§ **Text provided**:
:::::

Psalm 27 and Teshuvah: an Interpretation

A custom widely followed among traditionally observant Jews is to recite Psalm 27 at the conclusion of the morning and evening services during the month of Elul, the month leading to Rosh Ha-Shanah (New Year) and Yom Kippur (Day of Atonement).[1]

The custom is not ancient, and is not mentioned in medieval sources.[2] The actual origin of the custom is unclear, although various explanations (presumably ex post facto) have been offered. One of the explanations is a play on the word לולא (lulei, “if not,” “were it not”, “had it not been”), in verse 13 – to which we shall return – which is אלול (Elul) backwards.[3] The problem is that there is nothing overt or explicit in the psalm to connect it to this period of teshuvah (repentance; literally “returning”) – so why was it chosen?

:::::

§ **Stored records**:

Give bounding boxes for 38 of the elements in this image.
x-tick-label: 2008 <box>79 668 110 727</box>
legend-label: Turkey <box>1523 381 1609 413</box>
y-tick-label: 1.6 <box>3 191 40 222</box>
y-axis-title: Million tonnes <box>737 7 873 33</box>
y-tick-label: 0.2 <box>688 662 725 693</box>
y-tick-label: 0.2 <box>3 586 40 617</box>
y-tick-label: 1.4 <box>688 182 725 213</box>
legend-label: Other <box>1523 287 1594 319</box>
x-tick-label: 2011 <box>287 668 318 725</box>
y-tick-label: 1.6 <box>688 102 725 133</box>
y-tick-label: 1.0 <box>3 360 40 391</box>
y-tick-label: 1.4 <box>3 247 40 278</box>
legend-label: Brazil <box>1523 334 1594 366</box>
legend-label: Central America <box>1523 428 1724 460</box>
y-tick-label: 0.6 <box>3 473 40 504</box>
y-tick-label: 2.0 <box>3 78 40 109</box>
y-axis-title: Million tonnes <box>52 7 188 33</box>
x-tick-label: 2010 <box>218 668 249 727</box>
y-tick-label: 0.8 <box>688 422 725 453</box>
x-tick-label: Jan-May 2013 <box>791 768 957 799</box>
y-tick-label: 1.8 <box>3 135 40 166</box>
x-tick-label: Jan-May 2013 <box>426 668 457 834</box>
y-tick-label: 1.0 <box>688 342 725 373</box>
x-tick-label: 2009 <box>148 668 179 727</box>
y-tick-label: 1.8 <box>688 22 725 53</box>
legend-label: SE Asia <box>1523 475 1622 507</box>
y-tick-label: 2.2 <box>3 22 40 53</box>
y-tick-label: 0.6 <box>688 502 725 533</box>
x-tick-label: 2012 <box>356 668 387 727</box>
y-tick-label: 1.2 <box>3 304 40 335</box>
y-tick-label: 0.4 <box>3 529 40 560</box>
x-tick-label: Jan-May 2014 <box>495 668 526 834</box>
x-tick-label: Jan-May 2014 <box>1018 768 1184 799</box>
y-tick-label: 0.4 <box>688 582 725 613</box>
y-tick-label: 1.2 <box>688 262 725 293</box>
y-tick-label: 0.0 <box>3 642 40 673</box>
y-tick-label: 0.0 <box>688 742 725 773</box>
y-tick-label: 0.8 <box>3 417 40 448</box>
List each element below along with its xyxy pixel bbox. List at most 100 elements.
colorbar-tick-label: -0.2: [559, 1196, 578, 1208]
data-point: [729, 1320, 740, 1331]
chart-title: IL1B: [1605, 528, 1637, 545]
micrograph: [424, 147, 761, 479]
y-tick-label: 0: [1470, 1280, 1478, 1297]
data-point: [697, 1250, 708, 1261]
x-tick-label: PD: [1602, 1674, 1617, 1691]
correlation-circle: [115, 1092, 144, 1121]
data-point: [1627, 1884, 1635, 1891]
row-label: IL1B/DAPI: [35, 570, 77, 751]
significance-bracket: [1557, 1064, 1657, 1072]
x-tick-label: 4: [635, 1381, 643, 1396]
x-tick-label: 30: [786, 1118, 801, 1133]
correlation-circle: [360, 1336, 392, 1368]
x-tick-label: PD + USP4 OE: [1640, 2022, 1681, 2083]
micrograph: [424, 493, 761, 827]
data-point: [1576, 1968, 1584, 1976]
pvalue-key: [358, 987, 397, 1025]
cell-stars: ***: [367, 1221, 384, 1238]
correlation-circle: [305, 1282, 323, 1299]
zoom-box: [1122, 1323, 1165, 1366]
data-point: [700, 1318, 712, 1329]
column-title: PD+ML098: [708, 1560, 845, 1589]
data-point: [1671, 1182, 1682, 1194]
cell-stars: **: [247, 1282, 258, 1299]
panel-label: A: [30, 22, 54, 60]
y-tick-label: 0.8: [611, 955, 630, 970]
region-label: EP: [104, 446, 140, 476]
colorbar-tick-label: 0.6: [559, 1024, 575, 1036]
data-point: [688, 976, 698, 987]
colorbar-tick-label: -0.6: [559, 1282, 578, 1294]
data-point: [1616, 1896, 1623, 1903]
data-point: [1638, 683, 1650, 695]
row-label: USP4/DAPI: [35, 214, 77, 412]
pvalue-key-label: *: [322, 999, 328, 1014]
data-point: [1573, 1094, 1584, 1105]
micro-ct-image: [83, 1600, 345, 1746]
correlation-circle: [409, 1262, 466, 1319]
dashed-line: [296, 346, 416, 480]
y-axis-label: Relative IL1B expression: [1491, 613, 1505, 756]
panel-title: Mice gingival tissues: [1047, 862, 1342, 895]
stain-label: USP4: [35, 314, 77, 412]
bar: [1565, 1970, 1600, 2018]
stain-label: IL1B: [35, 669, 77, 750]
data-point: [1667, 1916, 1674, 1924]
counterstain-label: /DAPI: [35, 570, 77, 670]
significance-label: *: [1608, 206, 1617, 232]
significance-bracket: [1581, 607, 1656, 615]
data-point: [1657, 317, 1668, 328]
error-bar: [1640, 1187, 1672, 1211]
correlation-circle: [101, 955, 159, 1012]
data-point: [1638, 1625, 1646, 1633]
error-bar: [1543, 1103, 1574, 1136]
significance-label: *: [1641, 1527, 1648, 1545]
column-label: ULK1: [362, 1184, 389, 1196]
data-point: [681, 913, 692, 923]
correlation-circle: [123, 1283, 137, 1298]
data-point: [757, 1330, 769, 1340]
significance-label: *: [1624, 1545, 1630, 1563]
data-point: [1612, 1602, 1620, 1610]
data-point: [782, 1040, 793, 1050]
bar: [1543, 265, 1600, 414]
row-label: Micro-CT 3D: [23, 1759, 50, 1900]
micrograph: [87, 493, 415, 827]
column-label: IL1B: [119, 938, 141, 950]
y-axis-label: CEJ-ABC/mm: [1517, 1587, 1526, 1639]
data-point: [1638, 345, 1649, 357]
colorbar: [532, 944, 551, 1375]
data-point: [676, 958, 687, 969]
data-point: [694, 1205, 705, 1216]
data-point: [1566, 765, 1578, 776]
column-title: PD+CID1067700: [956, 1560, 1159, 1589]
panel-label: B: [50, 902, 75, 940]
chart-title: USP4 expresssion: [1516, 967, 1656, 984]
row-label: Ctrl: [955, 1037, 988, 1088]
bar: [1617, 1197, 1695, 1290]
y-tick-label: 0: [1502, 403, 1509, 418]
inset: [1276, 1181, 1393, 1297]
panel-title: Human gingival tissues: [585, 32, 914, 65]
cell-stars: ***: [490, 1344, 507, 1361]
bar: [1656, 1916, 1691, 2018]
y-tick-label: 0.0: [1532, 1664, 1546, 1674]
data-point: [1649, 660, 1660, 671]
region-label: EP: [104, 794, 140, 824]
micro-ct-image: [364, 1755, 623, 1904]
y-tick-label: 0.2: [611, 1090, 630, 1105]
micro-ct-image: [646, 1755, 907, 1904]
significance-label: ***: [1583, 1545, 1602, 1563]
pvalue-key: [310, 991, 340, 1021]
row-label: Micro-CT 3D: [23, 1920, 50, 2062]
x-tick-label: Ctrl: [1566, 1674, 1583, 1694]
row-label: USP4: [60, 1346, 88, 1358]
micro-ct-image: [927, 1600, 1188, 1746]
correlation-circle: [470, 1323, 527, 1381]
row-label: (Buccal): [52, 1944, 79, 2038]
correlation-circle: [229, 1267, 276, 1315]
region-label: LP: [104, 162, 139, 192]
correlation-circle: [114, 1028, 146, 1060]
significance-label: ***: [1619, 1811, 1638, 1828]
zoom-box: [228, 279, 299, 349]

:::::

§ **Jobs**:
A) Rewrite the paragraph beginning "The custom is not ancient" from the piece on Psalm 27 as a short bulleted list that keeps its main facts.
B) Carry on the piece on Psalm 27 from its last sentence.
The stored records are material separate from the text.

§ **Expected responses**:
A)
- The custom is not ancient, and medieval sources do not mention it.
- Its actual origin is unclear, though various explanations, presumably offered after the fact, have been proposed.
- One explanation is a play on the word לולא (lulei, "if not") in verse 13, which is אלול (Elul) spelled backwards.
- The problem is that nothing in the psalm overtly or explicitly connects it to the period of teshuvah (repentance), so it is unclear why it was chosen.

B)
Two textual questions

The first question raised in some critical scholarly circles, is whether Psalm 27 is really one psalm or two distinct psalms? According to this view, the first half of the psalm (verses 1-6) manifest self-assurance and confidence, whereas the second half of the psalm (verses 7-14) is more of a lament and petition.[4]

The second question relates to the word לולא in verse 13. In the Masoretic text there are dots above the letters. In ancient manuscripts, such dots were at least sometimes used to indicate letters or a word that should be deleted. Some of the ancient versions, in fact, translate this verse without the word, as meaning “I believe that [I] will see the goodness of the Lord in the land of life (or: of the living)”.
Thus the Septuagint – which was, of course, an Alexandrian Jewish translation of the text – has Pisteuo tou idein ta agatha Kuriou en ge zonton. The Peshitta has אנא דן הימנת דאחזא בטבתו דמריא בארעא דחיא , and the Vulgate has Credo videre bona Domini in terra viventium.

Without engaging in further speculation regarding the actual “original” text and these critical questions, I would like to offer a holistic literary interpretation, in which the otherwise unexplained connection with Teshuvah may be understood, and in which the term לולא in the received Masoretic text is essential.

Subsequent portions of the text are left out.